REQUIREMENT A: Repeat the records below word for word, from their first line through the line that contains "callout-waist [327,454,797,478]", with both of those lines included.

In the 1930s the Maginot Line was viewed as a military marvel, an impregnable network of underground fortifications stretching along France's border with Germany — from Belgium to Switzerland — designed to stop the Nazi onslaught and prevent a repeat of the bloody trench warfare of World War I.
But then in 1940, the Germans simply bypassed the vast, hugely expensive network of bastions, bunkers, tunnels and artillery batteries, and the Maginot Line turned into a metaphor for exaggerated military confidence resulting in disaster.
History buffs and military enthusiasts from around the world now come to tour some of the amazing subterranean forts which began reopening for visitors in the 1980s. Guided tours, including rides on electric trains that once ferried troops and ammunition from fort to fort through tunnel networks, are available from April to October.
Their massive concrete construction helped preserve the fortresses, which still stand guard along the frontier as though frozen in time. Visitors say the sites, often located in mountainous terrain far from urban centers and not marked on road signs, can be hard to find but are worth the effort.
"A lot of people have heard something about it, and they're interested in finding out more, discovering what exactly was this thing called the Maginot Line," said Armand Jacques, a guide at the fort of Schoenenbourg, located about 34 miles (55 kilometers) north of the French city of Strasbourg.

REQUIREMENT B: Transcribe the part of the Maginot Line text above between "But then in" and "worth the effort.", inclusive.

MATERIAL SHOWN:
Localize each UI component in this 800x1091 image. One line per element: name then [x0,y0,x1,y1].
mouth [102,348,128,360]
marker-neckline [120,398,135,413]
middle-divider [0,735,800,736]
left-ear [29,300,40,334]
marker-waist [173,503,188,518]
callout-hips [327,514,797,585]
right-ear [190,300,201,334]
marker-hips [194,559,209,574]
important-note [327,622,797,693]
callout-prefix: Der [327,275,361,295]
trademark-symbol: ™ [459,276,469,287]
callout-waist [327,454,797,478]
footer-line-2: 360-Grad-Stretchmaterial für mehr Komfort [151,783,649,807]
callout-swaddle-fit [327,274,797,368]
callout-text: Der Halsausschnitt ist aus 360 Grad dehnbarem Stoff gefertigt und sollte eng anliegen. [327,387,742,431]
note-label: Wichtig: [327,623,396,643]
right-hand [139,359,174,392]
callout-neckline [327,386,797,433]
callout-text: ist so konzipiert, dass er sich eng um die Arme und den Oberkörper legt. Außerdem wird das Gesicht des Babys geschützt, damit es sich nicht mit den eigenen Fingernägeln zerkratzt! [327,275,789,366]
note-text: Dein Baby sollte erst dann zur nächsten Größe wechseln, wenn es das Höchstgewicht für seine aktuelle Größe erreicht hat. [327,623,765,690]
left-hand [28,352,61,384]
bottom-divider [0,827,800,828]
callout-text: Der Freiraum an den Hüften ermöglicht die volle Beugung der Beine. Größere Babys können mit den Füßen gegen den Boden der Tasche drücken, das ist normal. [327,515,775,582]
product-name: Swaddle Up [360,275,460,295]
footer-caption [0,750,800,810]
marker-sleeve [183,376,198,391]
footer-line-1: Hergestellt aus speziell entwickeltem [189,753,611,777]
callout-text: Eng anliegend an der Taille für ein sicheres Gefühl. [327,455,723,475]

EXERCISE ANSWER A:
Localize each UI component in this 800x1091 image. One line per element: name then [x0,y0,x1,y1].
mouth [102,348,128,360]
marker-neckline [120,398,135,413]
middle-divider [0,735,800,736]
left-ear [29,300,40,334]
marker-waist [173,503,188,518]
callout-hips [327,514,797,585]
right-ear [190,300,201,334]
marker-hips [194,559,209,574]
important-note [327,622,797,693]
callout-prefix: Der [327,275,361,295]
trademark-symbol: ™ [459,276,469,287]
callout-waist [327,454,797,478]

EXERCISE ANSWER B:
But then in 1940, the Germans simply bypassed the vast, hugely expensive network of bastions, bunkers, tunnels and artillery batteries, and the Maginot Line turned into a metaphor for exaggerated military confidence resulting in disaster.
History buffs and military enthusiasts from around the world now come to tour some of the amazing subterranean forts which began reopening for visitors in the 1980s. Guided tours, including rides on electric trains that once ferried troops and ammunition from fort to fort through tunnel networks, are available from April to October.
Their massive concrete construction helped preserve the fortresses, which still stand guard along the frontier as though frozen in time. Visitors say the sites, often located in mountainous terrain far from urban centers and not marked on road signs, can be hard to find but are worth the effort.